— START MATERIAL PROVIDED —
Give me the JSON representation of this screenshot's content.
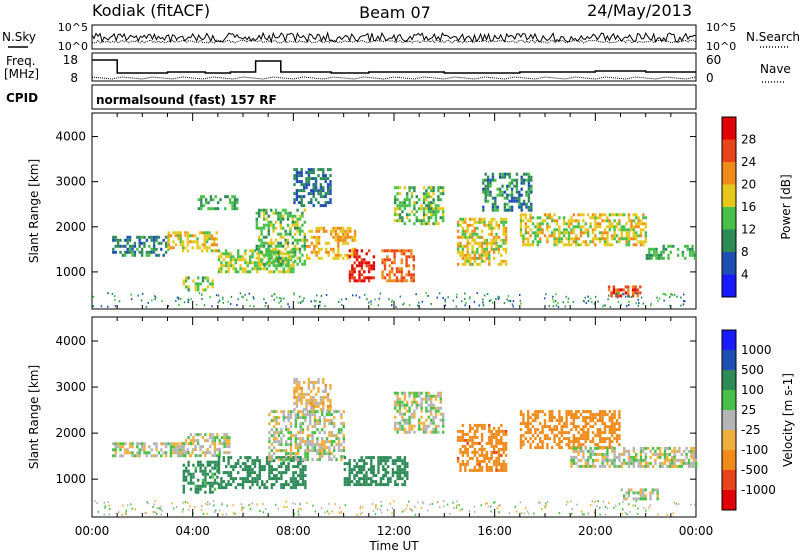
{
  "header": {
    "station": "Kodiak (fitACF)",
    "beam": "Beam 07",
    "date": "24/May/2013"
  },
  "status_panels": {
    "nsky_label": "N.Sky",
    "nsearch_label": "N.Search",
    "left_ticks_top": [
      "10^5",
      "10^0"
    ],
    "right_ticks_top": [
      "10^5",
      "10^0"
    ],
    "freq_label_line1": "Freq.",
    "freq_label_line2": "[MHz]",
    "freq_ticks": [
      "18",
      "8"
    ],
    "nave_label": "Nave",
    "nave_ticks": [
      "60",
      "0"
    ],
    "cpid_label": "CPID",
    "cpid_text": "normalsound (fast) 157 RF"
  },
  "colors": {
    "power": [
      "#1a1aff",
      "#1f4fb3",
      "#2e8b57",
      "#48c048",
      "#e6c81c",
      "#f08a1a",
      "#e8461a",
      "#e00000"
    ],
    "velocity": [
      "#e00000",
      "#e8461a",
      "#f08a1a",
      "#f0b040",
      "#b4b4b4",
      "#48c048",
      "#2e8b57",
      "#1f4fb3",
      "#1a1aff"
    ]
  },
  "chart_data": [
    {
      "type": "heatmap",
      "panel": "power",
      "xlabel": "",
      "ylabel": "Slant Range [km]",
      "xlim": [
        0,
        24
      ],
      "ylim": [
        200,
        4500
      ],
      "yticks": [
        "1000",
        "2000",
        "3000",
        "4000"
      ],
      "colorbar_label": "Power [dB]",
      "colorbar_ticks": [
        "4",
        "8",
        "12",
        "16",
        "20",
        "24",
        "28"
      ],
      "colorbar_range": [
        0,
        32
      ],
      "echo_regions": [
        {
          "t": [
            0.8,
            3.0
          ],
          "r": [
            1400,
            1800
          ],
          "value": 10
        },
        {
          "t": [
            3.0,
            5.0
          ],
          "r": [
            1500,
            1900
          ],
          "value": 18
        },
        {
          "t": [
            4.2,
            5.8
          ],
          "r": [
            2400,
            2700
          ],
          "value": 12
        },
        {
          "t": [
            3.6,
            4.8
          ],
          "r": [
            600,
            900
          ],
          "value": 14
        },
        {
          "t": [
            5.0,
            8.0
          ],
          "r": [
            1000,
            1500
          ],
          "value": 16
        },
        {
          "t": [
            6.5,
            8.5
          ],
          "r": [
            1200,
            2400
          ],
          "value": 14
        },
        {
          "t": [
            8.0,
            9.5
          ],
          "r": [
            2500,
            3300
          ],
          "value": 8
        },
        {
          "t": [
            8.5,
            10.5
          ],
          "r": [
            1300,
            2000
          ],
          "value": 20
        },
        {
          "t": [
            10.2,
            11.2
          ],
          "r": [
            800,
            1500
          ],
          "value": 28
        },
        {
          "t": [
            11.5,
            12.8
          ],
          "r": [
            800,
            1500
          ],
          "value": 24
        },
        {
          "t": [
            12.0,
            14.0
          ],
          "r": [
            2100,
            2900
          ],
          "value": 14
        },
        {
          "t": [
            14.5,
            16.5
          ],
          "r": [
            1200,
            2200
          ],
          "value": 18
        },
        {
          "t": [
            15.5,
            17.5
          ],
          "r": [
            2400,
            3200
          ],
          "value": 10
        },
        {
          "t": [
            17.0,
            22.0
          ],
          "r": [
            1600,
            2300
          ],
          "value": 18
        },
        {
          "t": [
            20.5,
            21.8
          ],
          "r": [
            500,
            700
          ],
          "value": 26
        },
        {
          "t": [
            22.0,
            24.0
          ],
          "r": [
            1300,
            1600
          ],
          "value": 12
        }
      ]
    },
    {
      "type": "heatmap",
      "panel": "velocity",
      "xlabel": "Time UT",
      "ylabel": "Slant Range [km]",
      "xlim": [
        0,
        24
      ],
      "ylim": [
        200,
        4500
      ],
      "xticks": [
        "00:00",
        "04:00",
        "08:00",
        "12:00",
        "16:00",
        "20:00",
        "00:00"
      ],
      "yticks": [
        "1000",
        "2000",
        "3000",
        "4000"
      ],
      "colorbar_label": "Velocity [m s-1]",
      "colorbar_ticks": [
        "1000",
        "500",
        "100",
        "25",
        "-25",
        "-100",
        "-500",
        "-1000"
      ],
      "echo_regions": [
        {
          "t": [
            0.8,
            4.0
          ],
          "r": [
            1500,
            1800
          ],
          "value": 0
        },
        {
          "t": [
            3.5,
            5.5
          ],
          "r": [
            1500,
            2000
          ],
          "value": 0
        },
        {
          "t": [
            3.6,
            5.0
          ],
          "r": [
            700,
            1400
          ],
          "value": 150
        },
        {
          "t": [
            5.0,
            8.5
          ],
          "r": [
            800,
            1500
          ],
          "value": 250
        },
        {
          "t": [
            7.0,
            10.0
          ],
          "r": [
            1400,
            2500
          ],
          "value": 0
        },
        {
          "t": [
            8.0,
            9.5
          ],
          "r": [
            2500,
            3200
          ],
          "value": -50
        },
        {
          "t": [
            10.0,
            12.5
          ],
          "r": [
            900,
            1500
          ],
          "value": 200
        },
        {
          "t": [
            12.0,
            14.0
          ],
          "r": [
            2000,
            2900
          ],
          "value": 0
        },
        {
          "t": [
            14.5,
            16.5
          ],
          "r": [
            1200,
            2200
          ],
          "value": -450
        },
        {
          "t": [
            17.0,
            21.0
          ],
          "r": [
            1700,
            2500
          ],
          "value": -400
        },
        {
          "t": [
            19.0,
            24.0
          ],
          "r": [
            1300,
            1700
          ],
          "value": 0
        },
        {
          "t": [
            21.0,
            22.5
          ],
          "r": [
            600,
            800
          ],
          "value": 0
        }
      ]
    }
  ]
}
— END MATERIAL PROVIDED —
— START MATERIAL PROVIDED —
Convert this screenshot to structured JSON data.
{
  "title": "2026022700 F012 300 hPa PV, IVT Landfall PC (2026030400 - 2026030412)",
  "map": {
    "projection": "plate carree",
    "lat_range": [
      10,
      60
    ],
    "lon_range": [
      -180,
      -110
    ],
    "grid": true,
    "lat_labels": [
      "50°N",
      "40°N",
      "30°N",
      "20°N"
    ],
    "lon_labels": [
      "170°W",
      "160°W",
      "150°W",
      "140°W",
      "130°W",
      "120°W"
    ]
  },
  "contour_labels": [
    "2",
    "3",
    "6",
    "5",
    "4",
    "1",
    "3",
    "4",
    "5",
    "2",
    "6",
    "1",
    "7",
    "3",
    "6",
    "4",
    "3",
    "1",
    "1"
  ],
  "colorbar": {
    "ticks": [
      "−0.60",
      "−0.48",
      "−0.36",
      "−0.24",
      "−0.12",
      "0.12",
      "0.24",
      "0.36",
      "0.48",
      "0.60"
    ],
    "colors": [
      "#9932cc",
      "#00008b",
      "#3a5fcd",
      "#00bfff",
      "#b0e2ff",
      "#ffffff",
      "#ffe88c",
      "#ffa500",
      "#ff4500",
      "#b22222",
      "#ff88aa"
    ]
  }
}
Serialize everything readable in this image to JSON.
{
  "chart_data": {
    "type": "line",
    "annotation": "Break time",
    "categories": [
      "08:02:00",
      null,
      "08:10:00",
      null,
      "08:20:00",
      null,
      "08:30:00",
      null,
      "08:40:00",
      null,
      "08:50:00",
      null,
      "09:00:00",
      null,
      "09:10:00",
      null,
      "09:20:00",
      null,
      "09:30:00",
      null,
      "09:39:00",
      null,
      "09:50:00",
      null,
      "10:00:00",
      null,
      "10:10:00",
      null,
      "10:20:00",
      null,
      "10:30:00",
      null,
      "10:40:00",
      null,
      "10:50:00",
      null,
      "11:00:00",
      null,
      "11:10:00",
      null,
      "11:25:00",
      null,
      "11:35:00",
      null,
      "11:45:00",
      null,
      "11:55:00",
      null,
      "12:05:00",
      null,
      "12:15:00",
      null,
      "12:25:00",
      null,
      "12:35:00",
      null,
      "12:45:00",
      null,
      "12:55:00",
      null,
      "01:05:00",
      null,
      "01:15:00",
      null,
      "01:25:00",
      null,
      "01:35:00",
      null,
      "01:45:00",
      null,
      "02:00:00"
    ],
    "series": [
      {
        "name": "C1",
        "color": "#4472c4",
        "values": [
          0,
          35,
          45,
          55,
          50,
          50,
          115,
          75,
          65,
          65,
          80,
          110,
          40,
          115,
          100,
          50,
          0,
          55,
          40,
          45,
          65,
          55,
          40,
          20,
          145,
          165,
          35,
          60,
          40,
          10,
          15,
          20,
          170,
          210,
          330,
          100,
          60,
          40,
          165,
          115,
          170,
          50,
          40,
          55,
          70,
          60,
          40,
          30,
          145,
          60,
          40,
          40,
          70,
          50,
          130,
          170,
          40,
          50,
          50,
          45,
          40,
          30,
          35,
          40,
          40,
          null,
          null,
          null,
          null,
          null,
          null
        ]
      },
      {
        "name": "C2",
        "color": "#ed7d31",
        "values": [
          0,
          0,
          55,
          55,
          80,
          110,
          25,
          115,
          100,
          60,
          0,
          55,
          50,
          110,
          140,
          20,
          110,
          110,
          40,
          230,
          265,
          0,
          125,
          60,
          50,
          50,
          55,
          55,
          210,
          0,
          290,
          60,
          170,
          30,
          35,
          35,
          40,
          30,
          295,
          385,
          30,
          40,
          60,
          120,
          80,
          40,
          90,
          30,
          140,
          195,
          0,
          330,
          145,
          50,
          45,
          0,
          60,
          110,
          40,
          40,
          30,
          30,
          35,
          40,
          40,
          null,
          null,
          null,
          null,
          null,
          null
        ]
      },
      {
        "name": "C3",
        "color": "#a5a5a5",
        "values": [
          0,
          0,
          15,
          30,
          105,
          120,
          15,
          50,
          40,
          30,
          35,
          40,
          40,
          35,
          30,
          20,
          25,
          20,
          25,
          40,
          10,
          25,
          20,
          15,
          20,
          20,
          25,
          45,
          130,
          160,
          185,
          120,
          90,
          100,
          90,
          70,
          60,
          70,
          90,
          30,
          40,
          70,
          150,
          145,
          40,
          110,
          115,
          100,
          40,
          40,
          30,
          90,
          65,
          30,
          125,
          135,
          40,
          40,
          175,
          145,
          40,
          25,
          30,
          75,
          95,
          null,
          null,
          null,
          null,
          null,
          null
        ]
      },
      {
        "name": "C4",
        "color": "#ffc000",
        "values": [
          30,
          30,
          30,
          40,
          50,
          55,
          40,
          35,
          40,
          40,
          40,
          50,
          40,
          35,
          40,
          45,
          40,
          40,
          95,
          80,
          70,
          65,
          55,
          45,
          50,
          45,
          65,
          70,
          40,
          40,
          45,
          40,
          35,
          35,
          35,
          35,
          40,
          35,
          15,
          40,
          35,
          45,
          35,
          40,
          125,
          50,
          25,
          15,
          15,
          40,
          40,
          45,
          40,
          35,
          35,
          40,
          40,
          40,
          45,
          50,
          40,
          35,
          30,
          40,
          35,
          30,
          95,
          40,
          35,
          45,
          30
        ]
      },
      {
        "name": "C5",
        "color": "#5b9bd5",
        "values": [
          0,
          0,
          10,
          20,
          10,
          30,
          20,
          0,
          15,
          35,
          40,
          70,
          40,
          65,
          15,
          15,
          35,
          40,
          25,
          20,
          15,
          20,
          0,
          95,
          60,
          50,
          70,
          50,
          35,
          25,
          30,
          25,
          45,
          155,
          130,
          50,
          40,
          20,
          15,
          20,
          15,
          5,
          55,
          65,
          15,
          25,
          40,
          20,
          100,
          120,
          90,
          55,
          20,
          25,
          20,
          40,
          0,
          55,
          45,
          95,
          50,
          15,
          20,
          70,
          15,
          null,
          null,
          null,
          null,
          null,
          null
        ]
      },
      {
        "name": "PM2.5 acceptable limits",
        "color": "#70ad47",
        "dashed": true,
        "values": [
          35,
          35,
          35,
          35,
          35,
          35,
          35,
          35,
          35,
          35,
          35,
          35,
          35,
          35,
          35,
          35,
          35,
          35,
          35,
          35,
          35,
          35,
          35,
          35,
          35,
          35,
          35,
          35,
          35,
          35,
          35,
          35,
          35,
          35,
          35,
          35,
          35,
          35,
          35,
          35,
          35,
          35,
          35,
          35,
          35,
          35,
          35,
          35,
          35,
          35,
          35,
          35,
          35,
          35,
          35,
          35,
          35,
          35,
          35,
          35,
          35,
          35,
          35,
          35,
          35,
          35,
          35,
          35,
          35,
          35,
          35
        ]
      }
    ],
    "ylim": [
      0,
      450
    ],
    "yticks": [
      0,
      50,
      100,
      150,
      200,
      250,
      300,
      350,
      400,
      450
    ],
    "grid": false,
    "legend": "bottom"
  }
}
— END MATERIAL PROVIDED —
Copy out every line that includes the word "this".

Give me the JSON representation of this screenshot's content.
Convert this screenshot to structured JSON data.
Serialize everything readable in this image to JSON.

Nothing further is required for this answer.